#### SHORT PROBLEM:
Retype all material exactly. Pictures stay out of the copy.

▼

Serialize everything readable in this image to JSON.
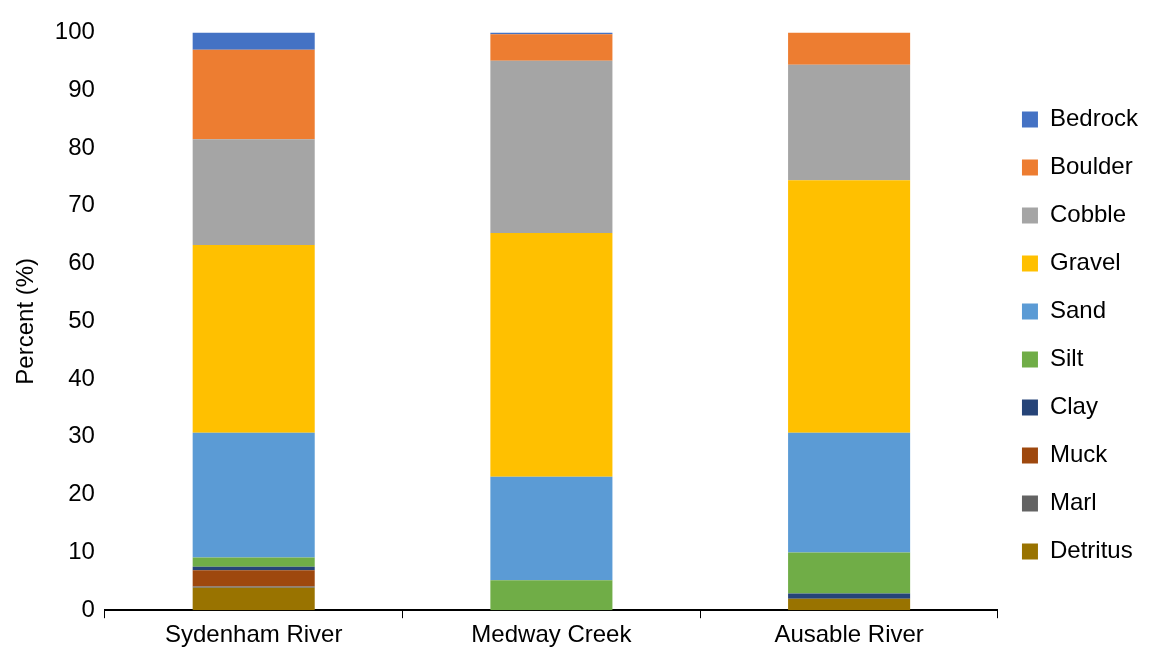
{
  "chart_data": {
    "type": "bar",
    "ylabel": "Percent (%)",
    "categories": [
      "Sydenham River",
      "Medway Creek",
      "Ausable River"
    ],
    "stacked": true,
    "ylim": [
      0,
      100
    ],
    "yticks": [
      0,
      10,
      20,
      30,
      40,
      50,
      60,
      70,
      80,
      90,
      100
    ],
    "grid": false,
    "legend": "right",
    "series": [
      {
        "name": "Detritus",
        "color": "#997300",
        "values": [
          3.9,
          0,
          2.0
        ]
      },
      {
        "name": "Marl",
        "color": "#636363",
        "values": [
          0.2,
          0,
          0
        ]
      },
      {
        "name": "Muck",
        "color": "#9e480e",
        "values": [
          2.8,
          0,
          0
        ]
      },
      {
        "name": "Clay",
        "color": "#264478",
        "values": [
          0.6,
          0,
          0.9
        ]
      },
      {
        "name": "Silt",
        "color": "#70ad47",
        "values": [
          1.6,
          5.2,
          7.1
        ]
      },
      {
        "name": "Sand",
        "color": "#5b9bd5",
        "values": [
          21.6,
          17.9,
          20.7
        ]
      },
      {
        "name": "Gravel",
        "color": "#ffc000",
        "values": [
          32.5,
          42.2,
          43.7
        ]
      },
      {
        "name": "Cobble",
        "color": "#a5a5a5",
        "values": [
          18.3,
          29.8,
          20.0
        ]
      },
      {
        "name": "Boulder",
        "color": "#ed7d31",
        "values": [
          15.5,
          4.6,
          5.6
        ]
      },
      {
        "name": "Bedrock",
        "color": "#4472c4",
        "values": [
          3.0,
          0.3,
          0
        ]
      }
    ]
  }
}
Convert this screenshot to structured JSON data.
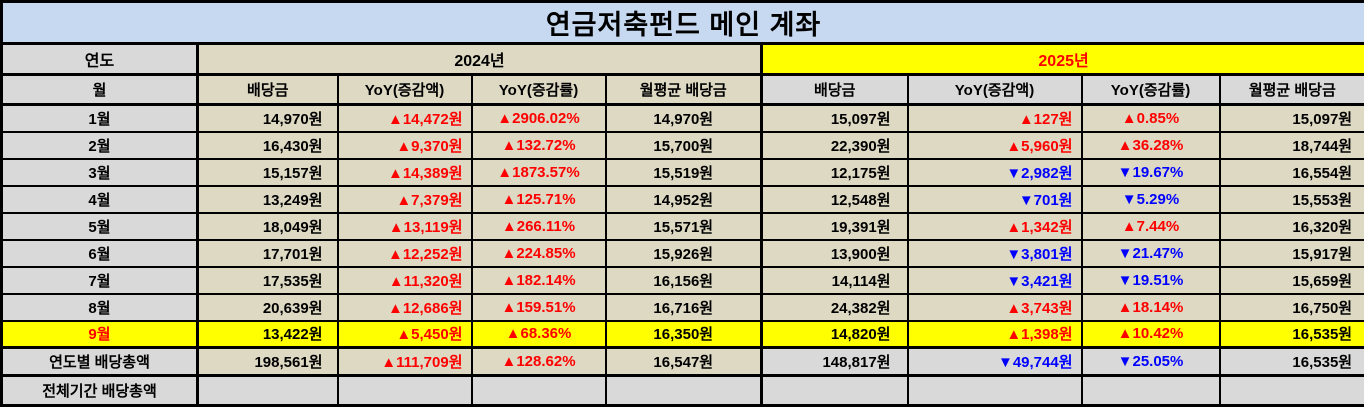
{
  "title": "연금저축펀드 메인 계좌",
  "colors": {
    "title_bg": "#c6d9f1",
    "cell_beige": "#ddd9c3",
    "cell_gray": "#d9d9d9",
    "highlight_yellow": "#ffff00",
    "up_red": "#ff0000",
    "down_blue": "#0000ff"
  },
  "header": {
    "year_label": "연도",
    "month_label": "월",
    "year_2024": "2024년",
    "year_2025": "2025년",
    "columns_2024": [
      "배당금",
      "YoY(증감액)",
      "YoY(증감률)",
      "월평균 배당금"
    ],
    "columns_2025": [
      "배당금",
      "YoY(증감액)",
      "YoY(증감률)",
      "월평균 배당금"
    ]
  },
  "rows": [
    {
      "label": "1월",
      "cells": [
        "14,970원",
        "▲14,472원",
        "▲2906.02%",
        "14,970원",
        "15,097원",
        "▲127원",
        "▲0.85%",
        "15,097원"
      ]
    },
    {
      "label": "2월",
      "cells": [
        "16,430원",
        "▲9,370원",
        "▲132.72%",
        "15,700원",
        "22,390원",
        "▲5,960원",
        "▲36.28%",
        "18,744원"
      ]
    },
    {
      "label": "3월",
      "cells": [
        "15,157원",
        "▲14,389원",
        "▲1873.57%",
        "15,519원",
        "12,175원",
        "▼2,982원",
        "▼19.67%",
        "16,554원"
      ]
    },
    {
      "label": "4월",
      "cells": [
        "13,249원",
        "▲7,379원",
        "▲125.71%",
        "14,952원",
        "12,548원",
        "▼701원",
        "▼5.29%",
        "15,553원"
      ]
    },
    {
      "label": "5월",
      "cells": [
        "18,049원",
        "▲13,119원",
        "▲266.11%",
        "15,571원",
        "19,391원",
        "▲1,342원",
        "▲7.44%",
        "16,320원"
      ]
    },
    {
      "label": "6월",
      "cells": [
        "17,701원",
        "▲12,252원",
        "▲224.85%",
        "15,926원",
        "13,900원",
        "▼3,801원",
        "▼21.47%",
        "15,917원"
      ]
    },
    {
      "label": "7월",
      "cells": [
        "17,535원",
        "▲11,320원",
        "▲182.14%",
        "16,156원",
        "14,114원",
        "▼3,421원",
        "▼19.51%",
        "15,659원"
      ]
    },
    {
      "label": "8월",
      "cells": [
        "20,639원",
        "▲12,686원",
        "▲159.51%",
        "16,716원",
        "24,382원",
        "▲3,743원",
        "▲18.14%",
        "16,750원"
      ]
    },
    {
      "label": "9월",
      "cells": [
        "13,422원",
        "▲5,450원",
        "▲68.36%",
        "16,350원",
        "14,820원",
        "▲1,398원",
        "▲10.42%",
        "16,535원"
      ]
    }
  ],
  "yearly_total": {
    "label": "연도별 배당총액",
    "cells": [
      "198,561원",
      "▲111,709원",
      "▲128.62%",
      "16,547원",
      "148,817원",
      "▼49,744원",
      "▼25.05%",
      "16,535원"
    ]
  },
  "period_total": {
    "label": "전체기간 배당총액",
    "cells": [
      "",
      "",
      "",
      "",
      "",
      "",
      "",
      ""
    ]
  }
}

▲

#### SOLUTION TO THE EXERCISE:
Serialize everything readable in this image to JSON.
{
  "chart_data": {
    "type": "bar",
    "ylabel": "Percent (%)",
    "categories": [
      "Sydenham River",
      "Medway Creek",
      "Ausable River"
    ],
    "stacked": true,
    "ylim": [
      0,
      100
    ],
    "yticks": [
      0,
      10,
      20,
      30,
      40,
      50,
      60,
      70,
      80,
      90,
      100
    ],
    "grid": false,
    "legend": "right",
    "series": [
      {
        "name": "Detritus",
        "color": "#997300",
        "values": [
          3.9,
          0,
          2.0
        ]
      },
      {
        "name": "Marl",
        "color": "#636363",
        "values": [
          0.2,
          0,
          0
        ]
      },
      {
        "name": "Muck",
        "color": "#9e480e",
        "values": [
          2.8,
          0,
          0
        ]
      },
      {
        "name": "Clay",
        "color": "#264478",
        "values": [
          0.6,
          0,
          0.9
        ]
      },
      {
        "name": "Silt",
        "color": "#70ad47",
        "values": [
          1.6,
          5.2,
          7.1
        ]
      },
      {
        "name": "Sand",
        "color": "#5b9bd5",
        "values": [
          21.6,
          17.9,
          20.7
        ]
      },
      {
        "name": "Gravel",
        "color": "#ffc000",
        "values": [
          32.5,
          42.2,
          43.7
        ]
      },
      {
        "name": "Cobble",
        "color": "#a5a5a5",
        "values": [
          18.3,
          29.8,
          20.0
        ]
      },
      {
        "name": "Boulder",
        "color": "#ed7d31",
        "values": [
          15.5,
          4.6,
          5.6
        ]
      },
      {
        "name": "Bedrock",
        "color": "#4472c4",
        "values": [
          3.0,
          0.3,
          0
        ]
      }
    ]
  }
}
Convert this screenshot to structured JSON data.
{
  "title": "연금저축펀드 메인 계좌",
  "colors": {
    "title_bg": "#c6d9f1",
    "cell_beige": "#ddd9c3",
    "cell_gray": "#d9d9d9",
    "highlight_yellow": "#ffff00",
    "up_red": "#ff0000",
    "down_blue": "#0000ff"
  },
  "header": {
    "year_label": "연도",
    "month_label": "월",
    "year_2024": "2024년",
    "year_2025": "2025년",
    "columns_2024": [
      "배당금",
      "YoY(증감액)",
      "YoY(증감률)",
      "월평균 배당금"
    ],
    "columns_2025": [
      "배당금",
      "YoY(증감액)",
      "YoY(증감률)",
      "월평균 배당금"
    ]
  },
  "rows": [
    {
      "label": "1월",
      "cells": [
        "14,970원",
        "▲14,472원",
        "▲2906.02%",
        "14,970원",
        "15,097원",
        "▲127원",
        "▲0.85%",
        "15,097원"
      ]
    },
    {
      "label": "2월",
      "cells": [
        "16,430원",
        "▲9,370원",
        "▲132.72%",
        "15,700원",
        "22,390원",
        "▲5,960원",
        "▲36.28%",
        "18,744원"
      ]
    },
    {
      "label": "3월",
      "cells": [
        "15,157원",
        "▲14,389원",
        "▲1873.57%",
        "15,519원",
        "12,175원",
        "▼2,982원",
        "▼19.67%",
        "16,554원"
      ]
    },
    {
      "label": "4월",
      "cells": [
        "13,249원",
        "▲7,379원",
        "▲125.71%",
        "14,952원",
        "12,548원",
        "▼701원",
        "▼5.29%",
        "15,553원"
      ]
    },
    {
      "label": "5월",
      "cells": [
        "18,049원",
        "▲13,119원",
        "▲266.11%",
        "15,571원",
        "19,391원",
        "▲1,342원",
        "▲7.44%",
        "16,320원"
      ]
    },
    {
      "label": "6월",
      "cells": [
        "17,701원",
        "▲12,252원",
        "▲224.85%",
        "15,926원",
        "13,900원",
        "▼3,801원",
        "▼21.47%",
        "15,917원"
      ]
    },
    {
      "label": "7월",
      "cells": [
        "17,535원",
        "▲11,320원",
        "▲182.14%",
        "16,156원",
        "14,114원",
        "▼3,421원",
        "▼19.51%",
        "15,659원"
      ]
    },
    {
      "label": "8월",
      "cells": [
        "20,639원",
        "▲12,686원",
        "▲159.51%",
        "16,716원",
        "24,382원",
        "▲3,743원",
        "▲18.14%",
        "16,750원"
      ]
    },
    {
      "label": "9월",
      "cells": [
        "13,422원",
        "▲5,450원",
        "▲68.36%",
        "16,350원",
        "14,820원",
        "▲1,398원",
        "▲10.42%",
        "16,535원"
      ]
    }
  ],
  "yearly_total": {
    "label": "연도별 배당총액",
    "cells": [
      "198,561원",
      "▲111,709원",
      "▲128.62%",
      "16,547원",
      "148,817원",
      "▼49,744원",
      "▼25.05%",
      "16,535원"
    ]
  },
  "period_total": {
    "label": "전체기간 배당총액",
    "cells": [
      "",
      "",
      "",
      "",
      "",
      "",
      "",
      ""
    ]
  }
}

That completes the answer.